__Exercise details__
Quote every line of the data below as it stands, omitting pictures.

__Information supplied__
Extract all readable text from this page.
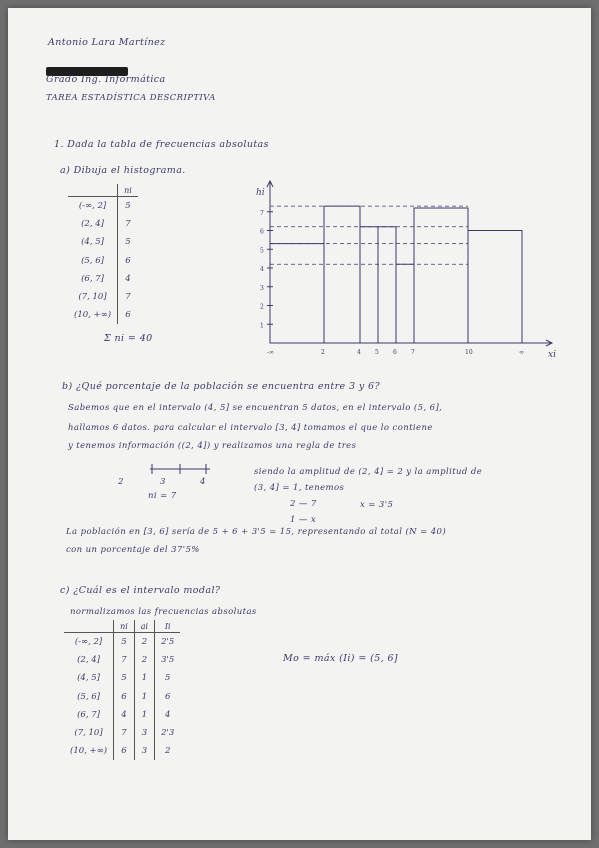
Antonio Lara Martínez
Grado Ing. Informática
TAREA ESTADÍSTICA DESCRIPTIVA
1. Dada la tabla de frecuencias absolutas
a) Dibuja el histograma.
	ni
(-∞, 2]	5
(2, 4]	7
(4, 5]	5
(5, 6]	6
(6, 7]	4
(7, 10]	7
(10, +∞)	6
Σ ni = 40
hi
xi
1
2
3
4
5
6
7
-∞	2	4 5 6 7	10	∞
b) ¿Qué porcentaje de la población se encuentra entre 3 y 6?
Sabemos que en el intervalo (4, 5] se encuentran 5 datos, en el intervalo (5, 6],
hallamos 6 datos. para calcular el intervalo [3, 4] tomamos el que lo contiene
y tenemos información ((2, 4]) y realizamos una regla de tres
2	3	4
ni = 7
siendo la amplitud de (2, 4] = 2 y la amplitud de
(3, 4] = 1, tenemos
2 — 7
1 — x
x = 3'5
La población en [3, 6] sería de 5 + 6 + 3'5 = 15, representando al total (N = 40)
con un porcentaje del 37'5%
c) ¿Cuál es el intervalo modal?
normalizamos las frecuencias absolutas
	ni	ai	Ii
(-∞, 2]	5	2	2'5
(2, 4]	7	2	3'5
(4, 5]	5	1	5
(5, 6]	6	1	6
(6, 7]	4	1	4
(7, 10]	7	3	2'3
(10, +∞)	6	3	2
Mo = máx (Ii) = (5, 6]
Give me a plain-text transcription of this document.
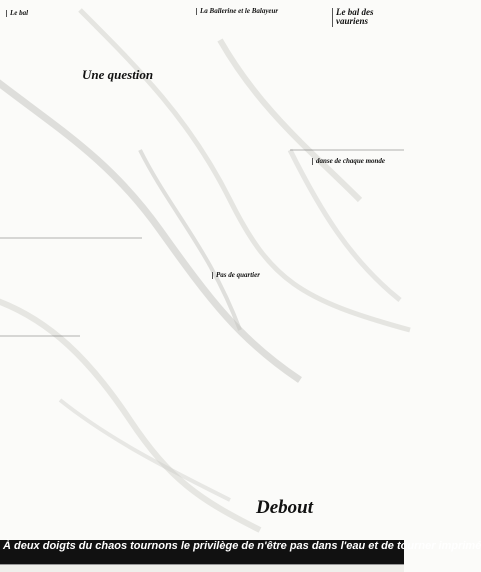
Le bal
Une question
La Ballerine et le Balayeur	Le bal des vauriens
Pas de quartier
danse de chaque monde
Debout
À deux doigts du chaos tournons le privilège de n'être pas dans l'eau et de tourner imprimé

__Reply to the task__
Extract all readable text from this page.
Antonio Lara Martínez
Grado Ing. Informática
TAREA ESTADÍSTICA DESCRIPTIVA
1. Dada la tabla de frecuencias absolutas
a) Dibuja el histograma.
	ni
(-∞, 2]	5
(2, 4]	7
(4, 5]	5
(5, 6]	6
(6, 7]	4
(7, 10]	7
(10, +∞)	6
Σ ni = 40
hi
xi
1
2
3
4
5
6
7
-∞	2	4 5 6 7	10	∞
b) ¿Qué porcentaje de la población se encuentra entre 3 y 6?
Sabemos que en el intervalo (4, 5] se encuentran 5 datos, en el intervalo (5, 6],
hallamos 6 datos. para calcular el intervalo [3, 4] tomamos el que lo contiene
y tenemos información ((2, 4]) y realizamos una regla de tres
2	3	4
ni = 7
siendo la amplitud de (2, 4] = 2 y la amplitud de
(3, 4] = 1, tenemos
2 — 7
1 — x
x = 3'5
La población en [3, 6] sería de 5 + 6 + 3'5 = 15, representando al total (N = 40)
con un porcentaje del 37'5%
c) ¿Cuál es el intervalo modal?
normalizamos las frecuencias absolutas
	ni	ai	Ii
(-∞, 2]	5	2	2'5
(2, 4]	7	2	3'5
(4, 5]	5	1	5
(5, 6]	6	1	6
(6, 7]	4	1	4
(7, 10]	7	3	2'3
(10, +∞)	6	3	2
Mo = máx (Ii) = (5, 6]
Give me a plain-text transcription of this document.
Le bal
Une question
La Ballerine et le Balayeur	Le bal des vauriens
Pas de quartier
danse de chaque monde
Debout
À deux doigts du chaos tournons le privilège de n'être pas dans l'eau et de tourner imprimé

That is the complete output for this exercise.